• [Source records]
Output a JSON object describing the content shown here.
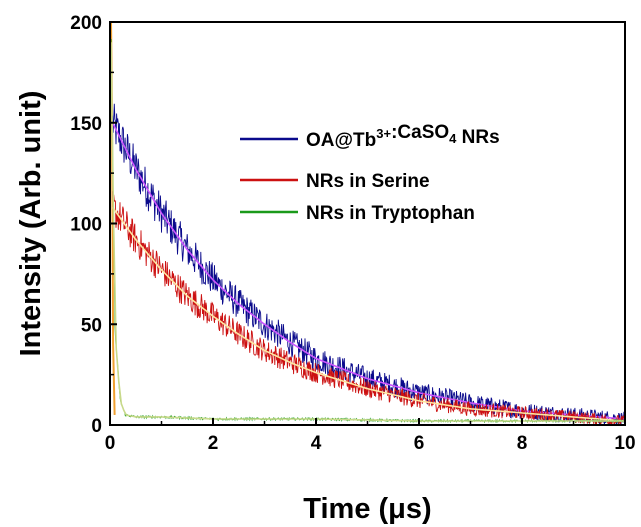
{
  "chart_data": {
    "type": "line",
    "xlabel": "Time (μs)",
    "ylabel": "Intensity (Arb. unit)",
    "xlim": [
      0,
      10
    ],
    "ylim": [
      0,
      200
    ],
    "xticks": [
      0,
      2,
      4,
      6,
      8,
      10
    ],
    "yticks": [
      0,
      50,
      100,
      150,
      200
    ],
    "grid": false,
    "legend_position": "top-right",
    "series": [
      {
        "name": "OA@Tb3+:CaSO4 NRs",
        "legend": {
          "main": "OA@Tb",
          "sup": "3+",
          "mid": ":CaSO",
          "sub": "4",
          "tail": " NRs"
        },
        "color": "#0a0a8c",
        "fit_color": "#cc55ff",
        "x": [
          0.05,
          0.5,
          1,
          1.5,
          2,
          2.5,
          3,
          3.5,
          4,
          5,
          6,
          7,
          8,
          9,
          10
        ],
        "y": [
          150,
          127,
          105,
          87,
          72,
          60,
          50,
          41,
          33,
          23,
          16,
          11,
          7,
          5,
          3
        ],
        "fit_decay_us": 2.1,
        "noise": 9
      },
      {
        "name": "NRs in Serine",
        "color": "#cc1111",
        "fit_color": "#ffe6a0",
        "x": [
          0.05,
          0.5,
          1,
          1.5,
          2,
          2.5,
          3,
          3.5,
          4,
          5,
          6,
          7,
          8,
          9,
          10
        ],
        "y": [
          108,
          92,
          77,
          64,
          54,
          45,
          37,
          31,
          26,
          18,
          12,
          8,
          6,
          4,
          2
        ],
        "fit_decay_us": 2.15,
        "noise": 7
      },
      {
        "name": "NRs in Tryptophan",
        "color": "#1a9a1a",
        "fit_color": "#c8d98a",
        "x": [
          0.02,
          0.1,
          0.2,
          0.3,
          0.5,
          1,
          2,
          4,
          6,
          8,
          10
        ],
        "y": [
          190,
          45,
          12,
          5,
          4,
          4,
          3,
          3,
          2,
          2,
          2
        ],
        "noise": 1.5
      }
    ],
    "artifact_colors": {
      "spike": "#f0a030"
    }
  }
}
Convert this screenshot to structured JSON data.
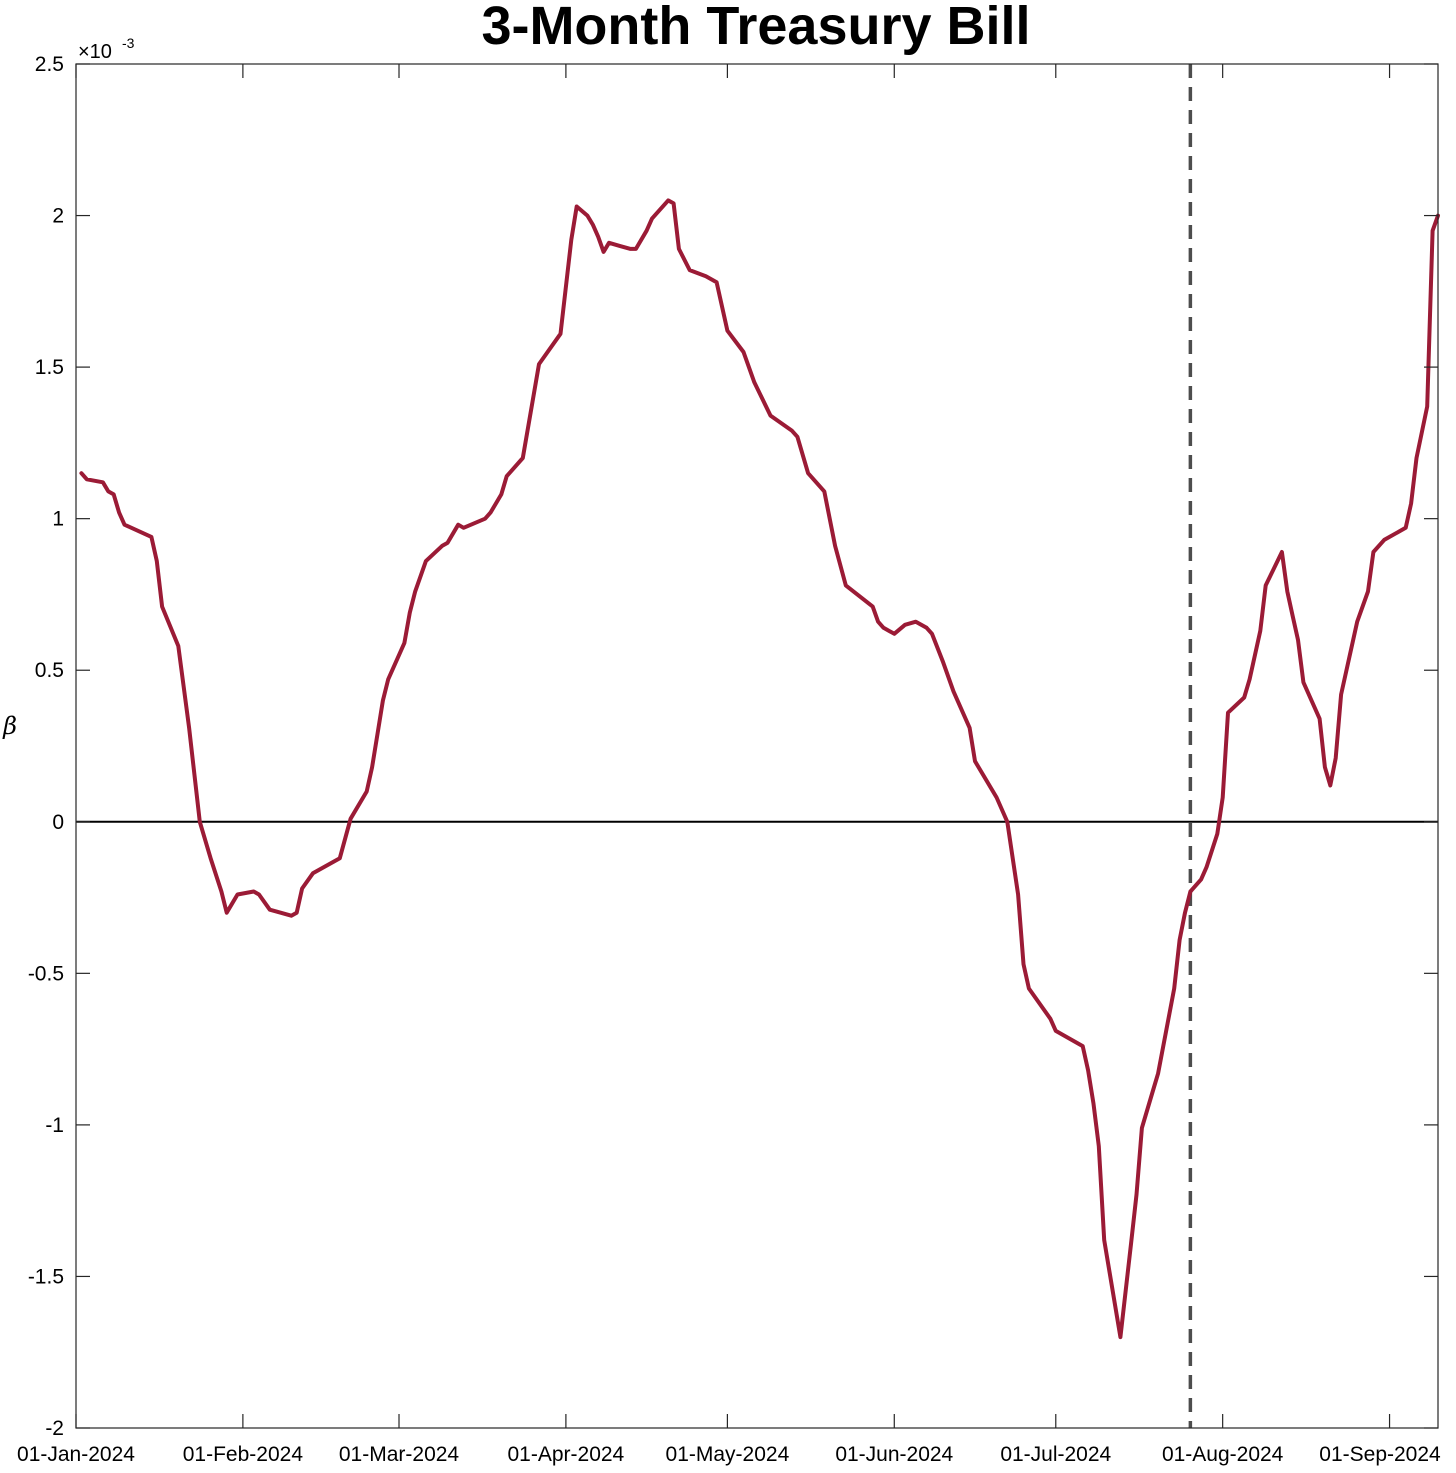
{
  "chart_data": {
    "type": "line",
    "title": "3-Month Treasury Bill",
    "ylabel": "β",
    "y_exponent_label": "×10",
    "y_exponent_power": "-3",
    "xlim": [
      "2024-01-01",
      "2024-09-10"
    ],
    "ylim": [
      -2.0,
      2.5
    ],
    "y_scale_note": "values in units of 10^-3",
    "x_ticks": [
      {
        "date": "2024-01-01",
        "label": "01-Jan-2024"
      },
      {
        "date": "2024-02-01",
        "label": "01-Feb-2024"
      },
      {
        "date": "2024-03-01",
        "label": "01-Mar-2024"
      },
      {
        "date": "2024-04-01",
        "label": "01-Apr-2024"
      },
      {
        "date": "2024-05-01",
        "label": "01-May-2024"
      },
      {
        "date": "2024-06-01",
        "label": "01-Jun-2024"
      },
      {
        "date": "2024-07-01",
        "label": "01-Jul-2024"
      },
      {
        "date": "2024-08-01",
        "label": "01-Aug-2024"
      },
      {
        "date": "2024-09-01",
        "label": "01-Sep-2024"
      }
    ],
    "y_ticks": [
      {
        "value": 2.5,
        "label": "2.5"
      },
      {
        "value": 2.0,
        "label": "2"
      },
      {
        "value": 1.5,
        "label": "1.5"
      },
      {
        "value": 1.0,
        "label": "1"
      },
      {
        "value": 0.5,
        "label": "0.5"
      },
      {
        "value": 0.0,
        "label": "0"
      },
      {
        "value": -0.5,
        "label": "-0.5"
      },
      {
        "value": -1.0,
        "label": "-1"
      },
      {
        "value": -1.5,
        "label": "-1.5"
      },
      {
        "value": -2.0,
        "label": "-2"
      }
    ],
    "zero_line": true,
    "vertical_marker": {
      "date": "2024-07-26",
      "style": "dashed",
      "color": "#4d4d4d"
    },
    "line_color": "#9b1b36",
    "series": [
      {
        "points": [
          [
            "2024-01-02",
            1.15
          ],
          [
            "2024-01-03",
            1.13
          ],
          [
            "2024-01-06",
            1.12
          ],
          [
            "2024-01-07",
            1.09
          ],
          [
            "2024-01-08",
            1.08
          ],
          [
            "2024-01-09",
            1.02
          ],
          [
            "2024-01-10",
            0.98
          ],
          [
            "2024-01-15",
            0.94
          ],
          [
            "2024-01-16",
            0.86
          ],
          [
            "2024-01-17",
            0.71
          ],
          [
            "2024-01-20",
            0.58
          ],
          [
            "2024-01-22",
            0.31
          ],
          [
            "2024-01-24",
            0.0
          ],
          [
            "2024-01-26",
            -0.12
          ],
          [
            "2024-01-28",
            -0.23
          ],
          [
            "2024-01-29",
            -0.3
          ],
          [
            "2024-01-31",
            -0.24
          ],
          [
            "2024-02-03",
            -0.23
          ],
          [
            "2024-02-04",
            -0.24
          ],
          [
            "2024-02-06",
            -0.29
          ],
          [
            "2024-02-08",
            -0.3
          ],
          [
            "2024-02-10",
            -0.31
          ],
          [
            "2024-02-11",
            -0.3
          ],
          [
            "2024-02-12",
            -0.22
          ],
          [
            "2024-02-14",
            -0.17
          ],
          [
            "2024-02-19",
            -0.12
          ],
          [
            "2024-02-21",
            0.01
          ],
          [
            "2024-02-24",
            0.1
          ],
          [
            "2024-02-25",
            0.18
          ],
          [
            "2024-02-26",
            0.29
          ],
          [
            "2024-02-27",
            0.4
          ],
          [
            "2024-02-28",
            0.47
          ],
          [
            "2024-03-02",
            0.59
          ],
          [
            "2024-03-03",
            0.69
          ],
          [
            "2024-03-04",
            0.76
          ],
          [
            "2024-03-06",
            0.86
          ],
          [
            "2024-03-09",
            0.91
          ],
          [
            "2024-03-10",
            0.92
          ],
          [
            "2024-03-12",
            0.98
          ],
          [
            "2024-03-13",
            0.97
          ],
          [
            "2024-03-17",
            1.0
          ],
          [
            "2024-03-18",
            1.02
          ],
          [
            "2024-03-19",
            1.05
          ],
          [
            "2024-03-20",
            1.08
          ],
          [
            "2024-03-21",
            1.14
          ],
          [
            "2024-03-24",
            1.2
          ],
          [
            "2024-03-27",
            1.51
          ],
          [
            "2024-03-31",
            1.61
          ],
          [
            "2024-04-02",
            1.92
          ],
          [
            "2024-04-03",
            2.03
          ],
          [
            "2024-04-05",
            2.0
          ],
          [
            "2024-04-06",
            1.97
          ],
          [
            "2024-04-07",
            1.93
          ],
          [
            "2024-04-08",
            1.88
          ],
          [
            "2024-04-09",
            1.91
          ],
          [
            "2024-04-11",
            1.9
          ],
          [
            "2024-04-13",
            1.89
          ],
          [
            "2024-04-14",
            1.89
          ],
          [
            "2024-04-16",
            1.95
          ],
          [
            "2024-04-17",
            1.99
          ],
          [
            "2024-04-20",
            2.05
          ],
          [
            "2024-04-21",
            2.04
          ],
          [
            "2024-04-22",
            1.89
          ],
          [
            "2024-04-24",
            1.82
          ],
          [
            "2024-04-27",
            1.8
          ],
          [
            "2024-04-29",
            1.78
          ],
          [
            "2024-05-01",
            1.62
          ],
          [
            "2024-05-04",
            1.55
          ],
          [
            "2024-05-06",
            1.45
          ],
          [
            "2024-05-09",
            1.34
          ],
          [
            "2024-05-13",
            1.29
          ],
          [
            "2024-05-14",
            1.27
          ],
          [
            "2024-05-16",
            1.15
          ],
          [
            "2024-05-19",
            1.09
          ],
          [
            "2024-05-21",
            0.91
          ],
          [
            "2024-05-23",
            0.78
          ],
          [
            "2024-05-28",
            0.71
          ],
          [
            "2024-05-29",
            0.66
          ],
          [
            "2024-05-30",
            0.64
          ],
          [
            "2024-06-01",
            0.62
          ],
          [
            "2024-06-03",
            0.65
          ],
          [
            "2024-06-05",
            0.66
          ],
          [
            "2024-06-07",
            0.64
          ],
          [
            "2024-06-08",
            0.62
          ],
          [
            "2024-06-10",
            0.53
          ],
          [
            "2024-06-12",
            0.43
          ],
          [
            "2024-06-15",
            0.31
          ],
          [
            "2024-06-16",
            0.2
          ],
          [
            "2024-06-20",
            0.08
          ],
          [
            "2024-06-22",
            0.0
          ],
          [
            "2024-06-24",
            -0.24
          ],
          [
            "2024-06-25",
            -0.47
          ],
          [
            "2024-06-26",
            -0.55
          ],
          [
            "2024-06-30",
            -0.65
          ],
          [
            "2024-07-01",
            -0.69
          ],
          [
            "2024-07-06",
            -0.74
          ],
          [
            "2024-07-07",
            -0.82
          ],
          [
            "2024-07-08",
            -0.93
          ],
          [
            "2024-07-09",
            -1.07
          ],
          [
            "2024-07-10",
            -1.38
          ],
          [
            "2024-07-13",
            -1.7
          ],
          [
            "2024-07-15",
            -1.39
          ],
          [
            "2024-07-16",
            -1.23
          ],
          [
            "2024-07-17",
            -1.01
          ],
          [
            "2024-07-19",
            -0.89
          ],
          [
            "2024-07-20",
            -0.83
          ],
          [
            "2024-07-23",
            -0.55
          ],
          [
            "2024-07-24",
            -0.39
          ],
          [
            "2024-07-25",
            -0.3
          ],
          [
            "2024-07-26",
            -0.23
          ],
          [
            "2024-07-28",
            -0.19
          ],
          [
            "2024-07-29",
            -0.15
          ],
          [
            "2024-07-31",
            -0.04
          ],
          [
            "2024-08-01",
            0.08
          ],
          [
            "2024-08-02",
            0.36
          ],
          [
            "2024-08-05",
            0.41
          ],
          [
            "2024-08-06",
            0.47
          ],
          [
            "2024-08-08",
            0.63
          ],
          [
            "2024-08-09",
            0.78
          ],
          [
            "2024-08-12",
            0.89
          ],
          [
            "2024-08-13",
            0.76
          ],
          [
            "2024-08-14",
            0.68
          ],
          [
            "2024-08-15",
            0.6
          ],
          [
            "2024-08-16",
            0.46
          ],
          [
            "2024-08-19",
            0.34
          ],
          [
            "2024-08-20",
            0.18
          ],
          [
            "2024-08-21",
            0.12
          ],
          [
            "2024-08-22",
            0.21
          ],
          [
            "2024-08-23",
            0.42
          ],
          [
            "2024-08-26",
            0.66
          ],
          [
            "2024-08-28",
            0.76
          ],
          [
            "2024-08-29",
            0.89
          ],
          [
            "2024-08-31",
            0.93
          ],
          [
            "2024-09-04",
            0.97
          ],
          [
            "2024-09-05",
            1.05
          ],
          [
            "2024-09-06",
            1.2
          ],
          [
            "2024-09-08",
            1.37
          ],
          [
            "2024-09-09",
            1.95
          ],
          [
            "2024-09-10",
            2.0
          ]
        ]
      }
    ]
  }
}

• [The exercise] Locate the lines above that hold the word "name". Show every one of them.

• [Result for this task]
        "name": "OA@Tb3+:CaSO4 NRs",
        "name": "NRs in Serine",
        "name": "NRs in Tryptophan",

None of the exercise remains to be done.